*Task requirements*.
- a) In the blog post below about protest at the Republican convention, which problems does the article say remain dangerously acute? List each one.
- b) Repeat word for word the part of the blog post about protest at the Republican convention that runs between "Since the last" and "remember your first.", inclusive.
[Start Excerpt]
Jul 29, 2004

Refuse and Resist!

I wasn't sure of what role I wanted to play in the circus that's coming to town at the end of next month, but reading the article below by Chisun Le, who's work in the Village Voice has been consistently to the point, on point, and point perfect on a bunch of social justice issues, has written a wonderful reminder of what importance public protest and expression of dissent play in this nation. I'm very interested in doing something more than sit at home in front of the PC and write about what's been happening. I hope that we find folks to join during that time.

In other news... tonight I'm celebrating my b-day!! I'm very excited to see good friends and new friends come out. I'll have pics to post, I'm sure - if not here, then at ImageStation.

Protest, Democracy, and the Republican Convention
American Splendor
by Chisun Lee
July 20th, 2004 1:45 PM

Nothing is more American than protest. Protest is what enables this nation, in its angriest moments, to progress, not self-destruct. It converts the despair of minorities into demands, turning the rage against oppression into an impetus for transformation. It makes a nation of individualists come together in struggle against exploitation and injustice. It keeps presidents from becoming monarchs and people from becoming subjects. Protest is the essence of American democracy.

Next month, when the Republican convention comes to New York City, protest will get put to the test. The sitting president will accept his party's nomination to run for re-election to the highest office in the nation. Hundreds of thousands of ordinary people will join their voices in a united, public cry: Get George W. Bush out.

Democracy doesn't get bigger than this.

Not that anyone would know it at the moment. Somehow the debate over protest at the convention has dwindled to squabbles over lawn upkeep and police efficiency. Officials have masterfully reduced the discussion to the bureaucracy-speak of "negotiation," trapping protest organizers, who are trying to secure people enough space to avoid mass arrests, into the same prosaic terms. Many otherwise politically active New Yorkers are even plotting to skip town, and a whole segment of the population seems to have grown accustomed to e-dissenting from the comfort of home.

Which would be a tragedy: Not in a generation has the need for protest been so great.

Since the last presidential election, the U.S. has lost nearly a thousand young lives in a deeply controversial war with no certain end. Civil rights and civil liberties—won through some of the most pitched protests in the nation's history—are being revised in the name of security. Problems of poverty, education, and health care remain dangerously acute.

The nation is emerging from a period of post-9-11 crisis, ready to declare affirmatively, not just reactively, what it wants to be. The key question is: How much say will ordinary people have in setting the nation's course?

The power of protest is a funny thing to try to describe. You know it when you see it. You only really get it if you've done it. Once you taste it, you never forget it. And you tend to remember your first.
[End Excerpt]
[Start Raw data]
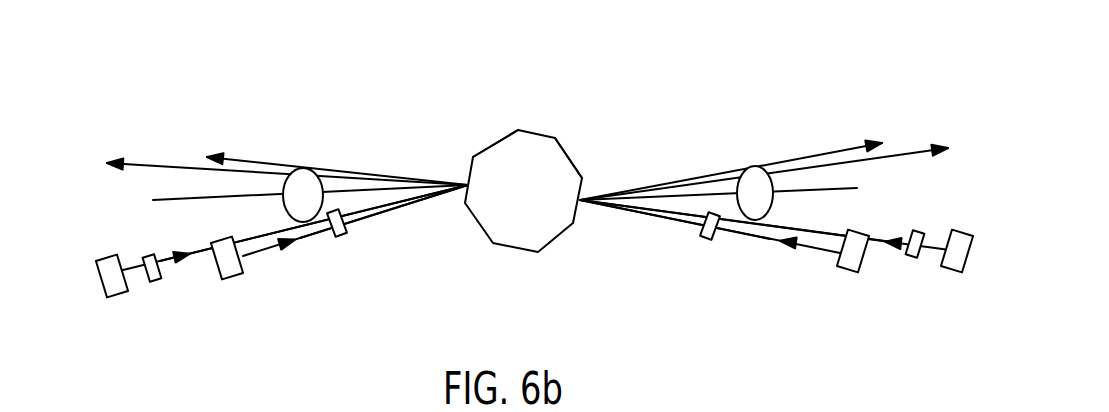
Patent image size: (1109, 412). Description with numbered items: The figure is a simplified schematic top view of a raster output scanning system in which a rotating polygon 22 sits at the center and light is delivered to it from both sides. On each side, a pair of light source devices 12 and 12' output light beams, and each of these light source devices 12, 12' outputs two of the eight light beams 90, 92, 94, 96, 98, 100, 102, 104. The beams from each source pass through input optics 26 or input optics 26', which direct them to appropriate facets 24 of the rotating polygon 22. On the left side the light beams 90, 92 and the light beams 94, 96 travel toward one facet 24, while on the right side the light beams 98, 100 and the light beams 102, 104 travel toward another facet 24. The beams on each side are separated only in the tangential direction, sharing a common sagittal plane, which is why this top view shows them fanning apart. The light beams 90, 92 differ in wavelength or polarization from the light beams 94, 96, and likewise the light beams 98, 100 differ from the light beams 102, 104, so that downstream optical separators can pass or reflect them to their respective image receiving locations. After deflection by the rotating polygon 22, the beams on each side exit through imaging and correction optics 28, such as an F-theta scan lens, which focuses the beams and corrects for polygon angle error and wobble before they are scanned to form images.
[End Raw data]
*Outputs for the tasks*.
- a)
- Poverty
- Education
- Health care

- b)
Since the last presidential election, the U.S. has lost nearly a thousand young lives in a deeply controversial war with no certain end. Civil rights and civil liberties—won through some of the most pitched protests in the nation's history—are being revised in the name of security. Problems of poverty, education, and health care remain dangerously acute.

The nation is emerging from a period of post-9-11 crisis, ready to declare affirmatively, not just reactively, what it wants to be. The key question is: How much say will ordinary people have in setting the nation's course?

The power of protest is a funny thing to try to describe. You know it when you see it. You only really get it if you've done it. Once you taste it, you never forget it. And you tend to remember your first.